> _GIVEN ENTRIES_
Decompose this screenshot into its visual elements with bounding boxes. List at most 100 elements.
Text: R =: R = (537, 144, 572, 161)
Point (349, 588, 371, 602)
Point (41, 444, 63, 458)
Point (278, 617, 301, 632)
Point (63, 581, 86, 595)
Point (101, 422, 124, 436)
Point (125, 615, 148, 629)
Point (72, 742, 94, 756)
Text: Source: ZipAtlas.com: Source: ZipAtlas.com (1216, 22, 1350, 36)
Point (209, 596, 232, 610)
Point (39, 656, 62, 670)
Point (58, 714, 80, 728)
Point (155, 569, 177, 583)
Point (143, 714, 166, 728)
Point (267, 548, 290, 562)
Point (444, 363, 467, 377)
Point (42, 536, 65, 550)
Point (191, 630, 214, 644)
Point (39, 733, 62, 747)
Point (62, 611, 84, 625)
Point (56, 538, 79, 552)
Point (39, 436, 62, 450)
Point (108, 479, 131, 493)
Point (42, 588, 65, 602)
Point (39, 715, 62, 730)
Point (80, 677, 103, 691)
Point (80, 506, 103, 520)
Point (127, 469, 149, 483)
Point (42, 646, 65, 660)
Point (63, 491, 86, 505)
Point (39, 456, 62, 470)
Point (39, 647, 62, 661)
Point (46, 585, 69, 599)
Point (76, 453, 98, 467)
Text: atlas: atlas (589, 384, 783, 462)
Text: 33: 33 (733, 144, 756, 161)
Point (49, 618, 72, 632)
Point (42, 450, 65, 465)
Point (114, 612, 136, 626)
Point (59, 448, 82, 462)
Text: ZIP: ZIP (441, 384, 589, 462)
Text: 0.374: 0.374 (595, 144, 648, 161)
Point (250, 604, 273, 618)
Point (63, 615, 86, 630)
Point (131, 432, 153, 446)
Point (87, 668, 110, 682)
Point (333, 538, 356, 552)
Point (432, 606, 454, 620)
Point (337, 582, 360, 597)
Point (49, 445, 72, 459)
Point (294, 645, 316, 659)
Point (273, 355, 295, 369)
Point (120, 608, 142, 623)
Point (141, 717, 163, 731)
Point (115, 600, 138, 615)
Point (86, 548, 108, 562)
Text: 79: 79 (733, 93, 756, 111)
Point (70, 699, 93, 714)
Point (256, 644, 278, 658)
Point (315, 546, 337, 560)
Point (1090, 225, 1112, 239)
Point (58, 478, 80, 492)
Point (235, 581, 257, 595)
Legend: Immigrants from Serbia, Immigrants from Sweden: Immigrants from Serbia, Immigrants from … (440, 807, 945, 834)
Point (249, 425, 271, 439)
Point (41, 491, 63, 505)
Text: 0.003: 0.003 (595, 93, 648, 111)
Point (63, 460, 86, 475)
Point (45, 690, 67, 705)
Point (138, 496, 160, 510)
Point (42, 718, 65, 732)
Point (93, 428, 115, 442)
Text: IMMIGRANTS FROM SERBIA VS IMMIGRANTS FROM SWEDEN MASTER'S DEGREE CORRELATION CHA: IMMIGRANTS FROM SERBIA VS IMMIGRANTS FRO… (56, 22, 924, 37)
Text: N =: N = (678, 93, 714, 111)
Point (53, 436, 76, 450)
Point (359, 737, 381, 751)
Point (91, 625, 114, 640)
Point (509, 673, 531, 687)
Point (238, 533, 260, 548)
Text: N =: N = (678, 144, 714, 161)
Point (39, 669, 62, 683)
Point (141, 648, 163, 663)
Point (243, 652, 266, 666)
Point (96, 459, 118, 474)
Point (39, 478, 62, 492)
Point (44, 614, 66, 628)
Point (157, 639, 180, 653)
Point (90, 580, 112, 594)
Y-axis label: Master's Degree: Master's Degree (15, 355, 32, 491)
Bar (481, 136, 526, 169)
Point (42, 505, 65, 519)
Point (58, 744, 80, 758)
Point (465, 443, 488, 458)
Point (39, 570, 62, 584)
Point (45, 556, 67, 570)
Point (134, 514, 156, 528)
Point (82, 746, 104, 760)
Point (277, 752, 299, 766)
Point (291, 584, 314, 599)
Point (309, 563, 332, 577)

> _TASK DESCRIPTION_
Copy out every row from the start of the rows down to and including the row that contains "Point (125, 615, 148, 629)", with no changes.

> _CORRECT OUTPUT_
Decompose this screenshot into its visual elements with bounding boxes. List at most 100 elements.
Text: R =: R = (537, 144, 572, 161)
Point (349, 588, 371, 602)
Point (41, 444, 63, 458)
Point (278, 617, 301, 632)
Point (63, 581, 86, 595)
Point (101, 422, 124, 436)
Point (125, 615, 148, 629)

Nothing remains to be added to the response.